AIM OF THE EXERCISE - Below are some records. Pull every line that contains the word "nFraction".

RECORDS -
--- START ---

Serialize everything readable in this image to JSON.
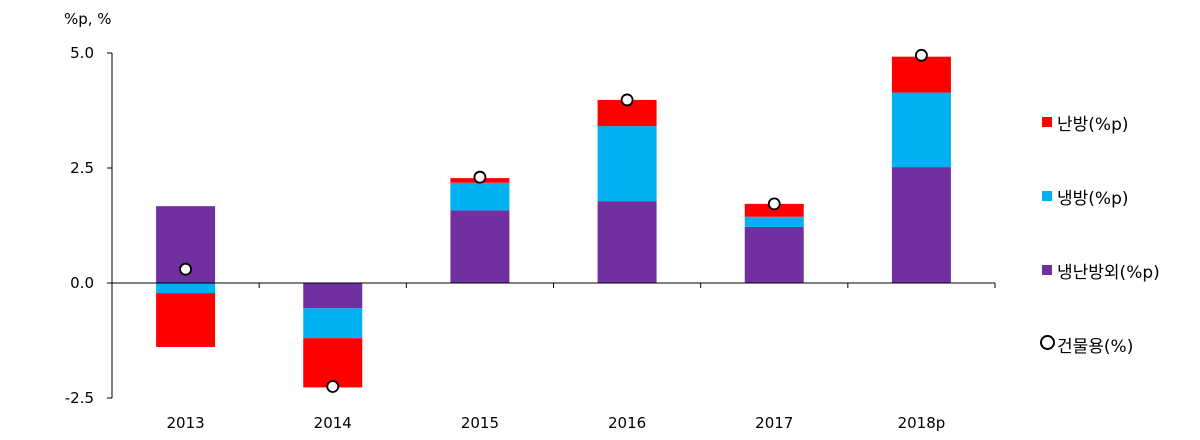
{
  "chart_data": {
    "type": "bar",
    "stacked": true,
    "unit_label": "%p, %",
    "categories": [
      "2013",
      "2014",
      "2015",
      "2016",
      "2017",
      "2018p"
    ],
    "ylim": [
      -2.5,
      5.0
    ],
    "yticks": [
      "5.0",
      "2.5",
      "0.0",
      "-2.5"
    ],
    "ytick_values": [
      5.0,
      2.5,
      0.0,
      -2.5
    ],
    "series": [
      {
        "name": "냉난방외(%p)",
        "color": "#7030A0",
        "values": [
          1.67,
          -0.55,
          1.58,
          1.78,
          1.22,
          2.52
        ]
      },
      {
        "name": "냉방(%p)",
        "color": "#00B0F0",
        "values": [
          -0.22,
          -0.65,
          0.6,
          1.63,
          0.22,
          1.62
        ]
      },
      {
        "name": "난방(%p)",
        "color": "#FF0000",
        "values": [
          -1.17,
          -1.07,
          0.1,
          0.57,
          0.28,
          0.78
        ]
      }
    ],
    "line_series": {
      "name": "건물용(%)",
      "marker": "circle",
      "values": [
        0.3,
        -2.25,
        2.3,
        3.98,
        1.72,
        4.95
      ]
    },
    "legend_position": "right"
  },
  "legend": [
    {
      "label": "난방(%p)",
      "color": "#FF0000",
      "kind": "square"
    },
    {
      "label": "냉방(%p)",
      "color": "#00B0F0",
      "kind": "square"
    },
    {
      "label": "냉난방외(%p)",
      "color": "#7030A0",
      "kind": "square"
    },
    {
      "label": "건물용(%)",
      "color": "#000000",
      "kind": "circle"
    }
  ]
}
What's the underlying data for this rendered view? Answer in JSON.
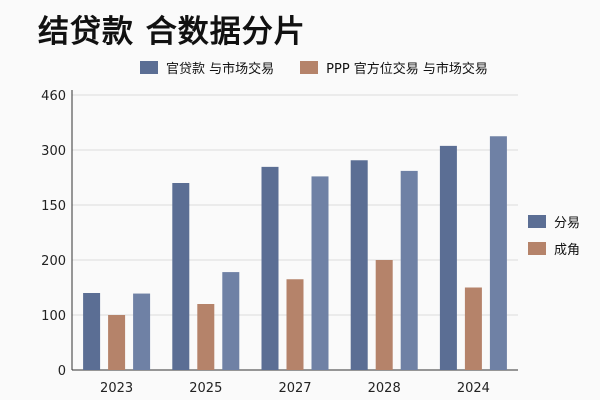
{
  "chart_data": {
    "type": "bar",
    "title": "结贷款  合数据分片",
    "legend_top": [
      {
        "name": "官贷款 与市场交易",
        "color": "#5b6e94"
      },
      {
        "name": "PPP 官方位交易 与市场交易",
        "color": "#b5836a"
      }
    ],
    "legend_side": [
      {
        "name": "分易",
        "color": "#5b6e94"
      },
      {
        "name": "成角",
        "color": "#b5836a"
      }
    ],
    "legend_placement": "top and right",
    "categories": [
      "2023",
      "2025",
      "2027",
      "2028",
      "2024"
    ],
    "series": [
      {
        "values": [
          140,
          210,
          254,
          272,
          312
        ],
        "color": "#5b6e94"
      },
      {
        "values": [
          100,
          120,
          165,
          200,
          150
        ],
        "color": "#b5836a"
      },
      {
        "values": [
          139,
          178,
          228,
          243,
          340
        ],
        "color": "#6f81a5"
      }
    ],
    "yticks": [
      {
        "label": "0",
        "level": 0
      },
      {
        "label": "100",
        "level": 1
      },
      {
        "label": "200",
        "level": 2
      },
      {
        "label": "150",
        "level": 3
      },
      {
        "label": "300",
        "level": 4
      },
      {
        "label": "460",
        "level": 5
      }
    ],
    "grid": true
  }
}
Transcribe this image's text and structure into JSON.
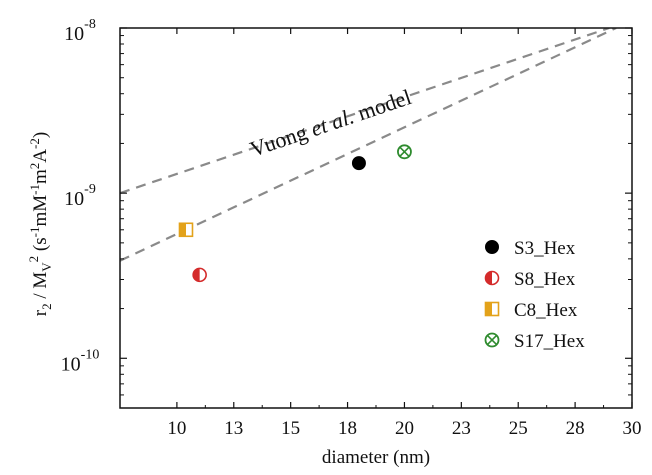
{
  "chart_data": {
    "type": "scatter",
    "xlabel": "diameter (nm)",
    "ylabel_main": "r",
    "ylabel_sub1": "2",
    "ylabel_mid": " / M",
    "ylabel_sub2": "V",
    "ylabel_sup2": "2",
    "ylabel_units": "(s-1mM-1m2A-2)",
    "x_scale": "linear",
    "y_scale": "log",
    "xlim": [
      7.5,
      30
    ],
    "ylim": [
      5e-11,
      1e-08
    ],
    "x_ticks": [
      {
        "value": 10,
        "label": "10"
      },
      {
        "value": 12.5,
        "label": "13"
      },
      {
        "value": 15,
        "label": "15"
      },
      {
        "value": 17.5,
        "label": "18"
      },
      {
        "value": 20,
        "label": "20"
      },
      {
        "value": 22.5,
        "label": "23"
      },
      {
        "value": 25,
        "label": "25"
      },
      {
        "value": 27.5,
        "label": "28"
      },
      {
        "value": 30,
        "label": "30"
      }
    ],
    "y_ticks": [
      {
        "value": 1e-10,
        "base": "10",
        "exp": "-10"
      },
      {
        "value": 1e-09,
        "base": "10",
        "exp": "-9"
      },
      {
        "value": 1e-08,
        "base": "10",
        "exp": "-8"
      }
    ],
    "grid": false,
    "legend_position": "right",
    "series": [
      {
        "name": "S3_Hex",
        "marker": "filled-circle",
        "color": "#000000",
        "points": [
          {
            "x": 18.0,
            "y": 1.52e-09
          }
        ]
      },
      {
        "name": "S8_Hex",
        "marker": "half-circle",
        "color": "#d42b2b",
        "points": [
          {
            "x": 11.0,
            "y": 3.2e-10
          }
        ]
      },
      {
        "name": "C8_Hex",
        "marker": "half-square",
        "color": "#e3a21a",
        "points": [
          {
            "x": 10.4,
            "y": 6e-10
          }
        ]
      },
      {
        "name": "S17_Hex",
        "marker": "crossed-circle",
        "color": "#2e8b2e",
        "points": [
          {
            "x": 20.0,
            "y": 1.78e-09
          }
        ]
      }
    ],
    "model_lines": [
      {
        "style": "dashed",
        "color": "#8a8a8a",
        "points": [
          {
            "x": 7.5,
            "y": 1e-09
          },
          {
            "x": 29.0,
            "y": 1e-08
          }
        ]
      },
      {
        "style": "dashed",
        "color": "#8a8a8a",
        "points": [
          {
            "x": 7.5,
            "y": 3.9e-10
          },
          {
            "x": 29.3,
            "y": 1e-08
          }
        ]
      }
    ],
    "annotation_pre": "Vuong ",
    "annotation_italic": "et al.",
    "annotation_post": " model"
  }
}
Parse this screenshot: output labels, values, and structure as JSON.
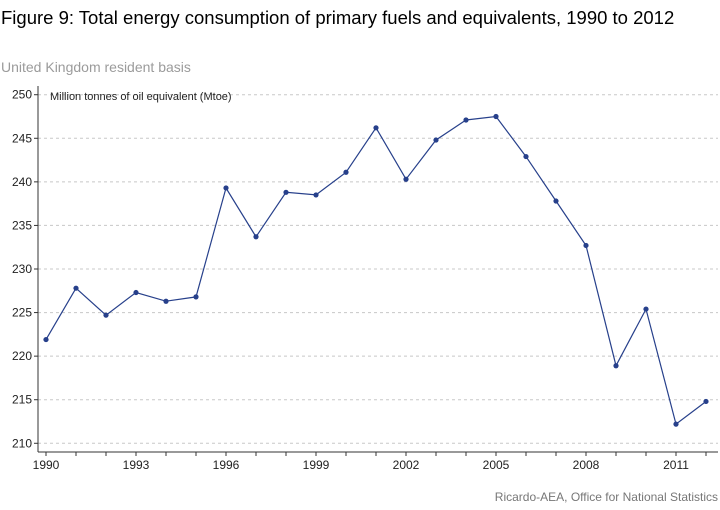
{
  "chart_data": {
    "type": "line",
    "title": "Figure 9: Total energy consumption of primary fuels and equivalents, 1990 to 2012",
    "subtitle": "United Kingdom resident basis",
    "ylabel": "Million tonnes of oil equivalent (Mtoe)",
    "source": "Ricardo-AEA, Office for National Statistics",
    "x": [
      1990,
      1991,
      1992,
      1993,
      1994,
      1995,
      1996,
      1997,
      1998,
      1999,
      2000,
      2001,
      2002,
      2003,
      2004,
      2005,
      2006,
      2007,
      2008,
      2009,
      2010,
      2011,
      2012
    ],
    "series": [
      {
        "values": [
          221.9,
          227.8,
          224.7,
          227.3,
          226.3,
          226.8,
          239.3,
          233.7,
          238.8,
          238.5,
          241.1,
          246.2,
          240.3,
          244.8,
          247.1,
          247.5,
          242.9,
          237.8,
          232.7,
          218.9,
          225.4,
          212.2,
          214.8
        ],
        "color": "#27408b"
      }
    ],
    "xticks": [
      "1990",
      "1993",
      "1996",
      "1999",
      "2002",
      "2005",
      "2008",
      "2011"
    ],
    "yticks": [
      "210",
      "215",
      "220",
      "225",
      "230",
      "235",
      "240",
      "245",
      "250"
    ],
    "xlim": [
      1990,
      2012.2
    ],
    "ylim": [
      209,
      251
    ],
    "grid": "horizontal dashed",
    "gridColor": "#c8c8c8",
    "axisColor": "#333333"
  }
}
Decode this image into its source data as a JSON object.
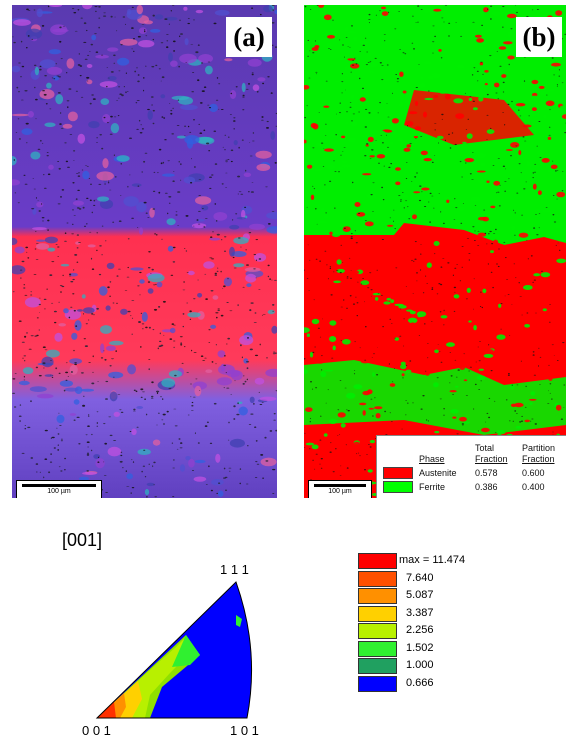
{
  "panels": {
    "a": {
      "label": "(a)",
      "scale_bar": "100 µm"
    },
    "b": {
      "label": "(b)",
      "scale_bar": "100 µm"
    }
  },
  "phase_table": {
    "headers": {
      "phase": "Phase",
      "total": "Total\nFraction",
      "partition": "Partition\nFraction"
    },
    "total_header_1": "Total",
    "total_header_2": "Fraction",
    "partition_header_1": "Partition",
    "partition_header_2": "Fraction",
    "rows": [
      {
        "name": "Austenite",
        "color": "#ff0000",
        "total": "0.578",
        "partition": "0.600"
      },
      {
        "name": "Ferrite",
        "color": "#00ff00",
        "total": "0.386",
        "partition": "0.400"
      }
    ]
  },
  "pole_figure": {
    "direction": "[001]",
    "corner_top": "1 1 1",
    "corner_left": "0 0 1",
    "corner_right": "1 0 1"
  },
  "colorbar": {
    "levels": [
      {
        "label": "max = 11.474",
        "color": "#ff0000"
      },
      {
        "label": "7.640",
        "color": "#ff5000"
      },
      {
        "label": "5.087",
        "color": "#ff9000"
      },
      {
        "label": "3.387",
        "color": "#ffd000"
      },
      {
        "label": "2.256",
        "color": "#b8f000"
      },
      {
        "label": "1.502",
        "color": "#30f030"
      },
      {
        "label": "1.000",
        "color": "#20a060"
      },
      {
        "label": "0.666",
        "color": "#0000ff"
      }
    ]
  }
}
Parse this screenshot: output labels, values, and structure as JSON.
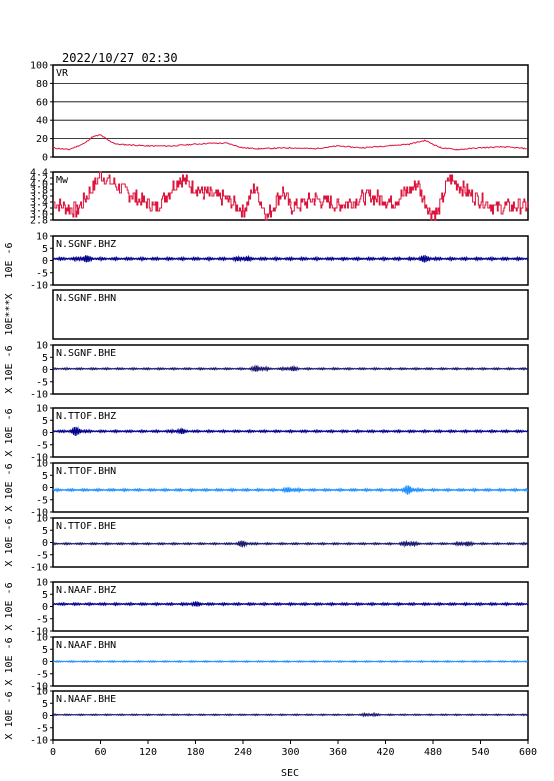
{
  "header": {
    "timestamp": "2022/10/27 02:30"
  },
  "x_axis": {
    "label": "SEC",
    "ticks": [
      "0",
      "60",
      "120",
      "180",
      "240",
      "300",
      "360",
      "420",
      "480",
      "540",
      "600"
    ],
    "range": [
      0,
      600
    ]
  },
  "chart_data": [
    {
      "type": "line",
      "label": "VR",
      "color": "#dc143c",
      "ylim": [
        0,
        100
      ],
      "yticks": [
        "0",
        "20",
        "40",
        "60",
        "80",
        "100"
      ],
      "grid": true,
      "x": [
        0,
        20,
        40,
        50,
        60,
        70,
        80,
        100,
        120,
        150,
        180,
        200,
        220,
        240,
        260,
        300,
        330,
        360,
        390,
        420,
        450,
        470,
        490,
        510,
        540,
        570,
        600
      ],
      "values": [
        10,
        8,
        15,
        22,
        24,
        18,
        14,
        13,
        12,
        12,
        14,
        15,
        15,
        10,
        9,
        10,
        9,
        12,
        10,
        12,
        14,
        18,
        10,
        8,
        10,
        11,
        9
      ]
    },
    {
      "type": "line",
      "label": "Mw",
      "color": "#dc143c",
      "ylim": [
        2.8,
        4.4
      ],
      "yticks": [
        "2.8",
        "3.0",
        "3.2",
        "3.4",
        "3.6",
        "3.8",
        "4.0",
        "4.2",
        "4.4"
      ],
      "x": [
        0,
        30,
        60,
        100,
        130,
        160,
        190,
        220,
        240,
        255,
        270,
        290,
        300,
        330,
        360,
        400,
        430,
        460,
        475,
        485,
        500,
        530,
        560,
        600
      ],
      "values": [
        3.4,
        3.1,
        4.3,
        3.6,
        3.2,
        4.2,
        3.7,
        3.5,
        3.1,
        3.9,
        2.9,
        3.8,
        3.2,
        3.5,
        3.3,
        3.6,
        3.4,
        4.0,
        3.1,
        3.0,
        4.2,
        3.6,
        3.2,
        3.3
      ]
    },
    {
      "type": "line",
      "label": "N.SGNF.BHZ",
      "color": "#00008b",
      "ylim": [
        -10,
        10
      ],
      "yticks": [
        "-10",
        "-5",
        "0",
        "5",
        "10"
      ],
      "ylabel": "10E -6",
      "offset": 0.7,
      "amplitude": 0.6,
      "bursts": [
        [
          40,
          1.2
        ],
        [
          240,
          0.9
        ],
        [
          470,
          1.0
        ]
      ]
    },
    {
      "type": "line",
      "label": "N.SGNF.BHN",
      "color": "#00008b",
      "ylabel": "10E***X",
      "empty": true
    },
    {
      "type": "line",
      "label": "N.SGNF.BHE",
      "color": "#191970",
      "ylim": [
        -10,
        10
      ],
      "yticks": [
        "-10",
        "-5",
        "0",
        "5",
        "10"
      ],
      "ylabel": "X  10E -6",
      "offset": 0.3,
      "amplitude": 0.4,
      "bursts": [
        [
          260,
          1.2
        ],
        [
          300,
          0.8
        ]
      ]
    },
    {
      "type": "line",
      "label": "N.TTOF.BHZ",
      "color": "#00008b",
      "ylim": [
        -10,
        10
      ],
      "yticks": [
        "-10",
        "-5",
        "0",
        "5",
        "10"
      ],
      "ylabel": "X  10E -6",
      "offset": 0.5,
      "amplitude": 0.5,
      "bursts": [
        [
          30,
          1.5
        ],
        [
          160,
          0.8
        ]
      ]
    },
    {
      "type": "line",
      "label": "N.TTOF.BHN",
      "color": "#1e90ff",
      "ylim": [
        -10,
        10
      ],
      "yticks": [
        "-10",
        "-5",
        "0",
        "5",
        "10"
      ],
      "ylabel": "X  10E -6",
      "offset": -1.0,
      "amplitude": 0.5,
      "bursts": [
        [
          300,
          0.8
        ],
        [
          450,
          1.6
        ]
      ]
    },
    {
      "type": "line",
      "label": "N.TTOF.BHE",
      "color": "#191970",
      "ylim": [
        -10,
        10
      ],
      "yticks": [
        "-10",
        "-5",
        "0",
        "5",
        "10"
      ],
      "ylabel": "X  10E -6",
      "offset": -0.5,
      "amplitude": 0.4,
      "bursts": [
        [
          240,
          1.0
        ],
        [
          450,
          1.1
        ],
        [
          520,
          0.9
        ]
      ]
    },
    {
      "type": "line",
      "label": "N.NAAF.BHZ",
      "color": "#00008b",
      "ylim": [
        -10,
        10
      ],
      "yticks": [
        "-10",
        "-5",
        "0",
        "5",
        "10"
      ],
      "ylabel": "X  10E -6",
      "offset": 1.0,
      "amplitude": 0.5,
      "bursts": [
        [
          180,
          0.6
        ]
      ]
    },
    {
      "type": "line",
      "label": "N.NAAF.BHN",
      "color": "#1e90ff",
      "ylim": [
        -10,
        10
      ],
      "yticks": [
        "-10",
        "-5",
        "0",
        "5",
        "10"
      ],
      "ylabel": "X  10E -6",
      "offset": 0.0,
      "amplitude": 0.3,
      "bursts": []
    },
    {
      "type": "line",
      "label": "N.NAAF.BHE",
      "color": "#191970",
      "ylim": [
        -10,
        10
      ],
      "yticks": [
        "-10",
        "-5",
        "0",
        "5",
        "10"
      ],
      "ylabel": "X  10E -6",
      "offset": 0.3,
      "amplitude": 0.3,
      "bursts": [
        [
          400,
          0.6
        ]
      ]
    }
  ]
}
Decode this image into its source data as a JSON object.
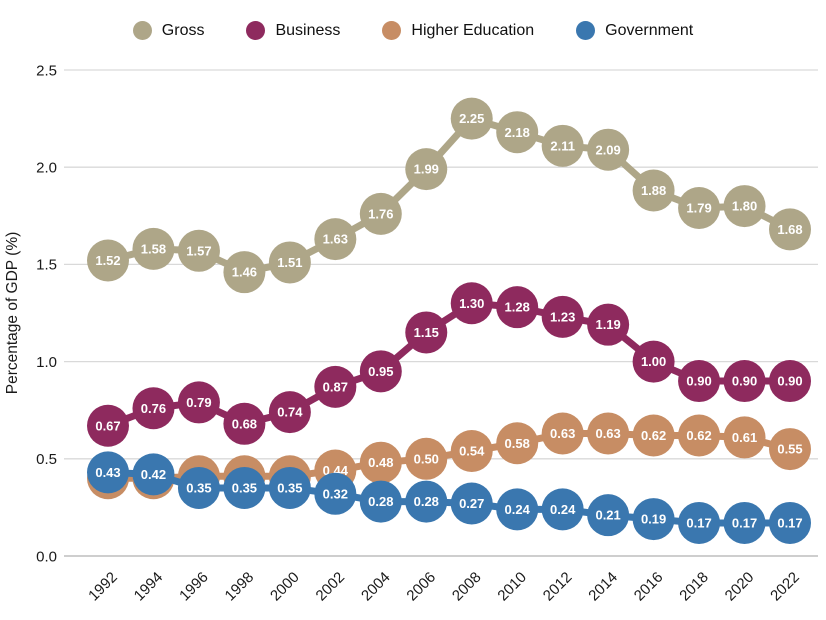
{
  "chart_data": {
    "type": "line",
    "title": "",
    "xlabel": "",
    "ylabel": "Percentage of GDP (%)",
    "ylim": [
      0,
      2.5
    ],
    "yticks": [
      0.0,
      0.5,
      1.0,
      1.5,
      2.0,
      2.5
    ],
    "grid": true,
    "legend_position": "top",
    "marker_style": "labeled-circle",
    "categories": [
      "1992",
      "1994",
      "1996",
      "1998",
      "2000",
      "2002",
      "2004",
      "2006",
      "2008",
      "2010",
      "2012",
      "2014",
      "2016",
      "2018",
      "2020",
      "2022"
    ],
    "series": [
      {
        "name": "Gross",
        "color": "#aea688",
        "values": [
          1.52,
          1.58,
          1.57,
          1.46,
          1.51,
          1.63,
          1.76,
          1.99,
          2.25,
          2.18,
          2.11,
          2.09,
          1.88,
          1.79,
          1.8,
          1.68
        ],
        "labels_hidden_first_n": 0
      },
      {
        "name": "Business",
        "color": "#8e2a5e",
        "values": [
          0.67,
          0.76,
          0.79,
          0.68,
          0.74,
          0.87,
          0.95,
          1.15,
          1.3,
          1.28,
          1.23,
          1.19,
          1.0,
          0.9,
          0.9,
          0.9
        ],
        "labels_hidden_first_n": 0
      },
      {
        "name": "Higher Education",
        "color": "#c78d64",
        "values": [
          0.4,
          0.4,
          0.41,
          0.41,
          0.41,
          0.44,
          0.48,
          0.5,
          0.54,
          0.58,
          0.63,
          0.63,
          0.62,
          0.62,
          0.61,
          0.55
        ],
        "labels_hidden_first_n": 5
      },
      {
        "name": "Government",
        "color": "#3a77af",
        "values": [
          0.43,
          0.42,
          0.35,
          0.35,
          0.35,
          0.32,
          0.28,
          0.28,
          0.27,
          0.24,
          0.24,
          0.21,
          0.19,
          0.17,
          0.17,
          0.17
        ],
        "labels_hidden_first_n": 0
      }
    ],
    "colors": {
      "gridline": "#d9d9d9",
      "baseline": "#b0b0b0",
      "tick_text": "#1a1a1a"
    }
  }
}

--- END ---

EXPECTED ANSWER -
      "total": "Total\nFraction",
      "partition": "Partition\nFraction"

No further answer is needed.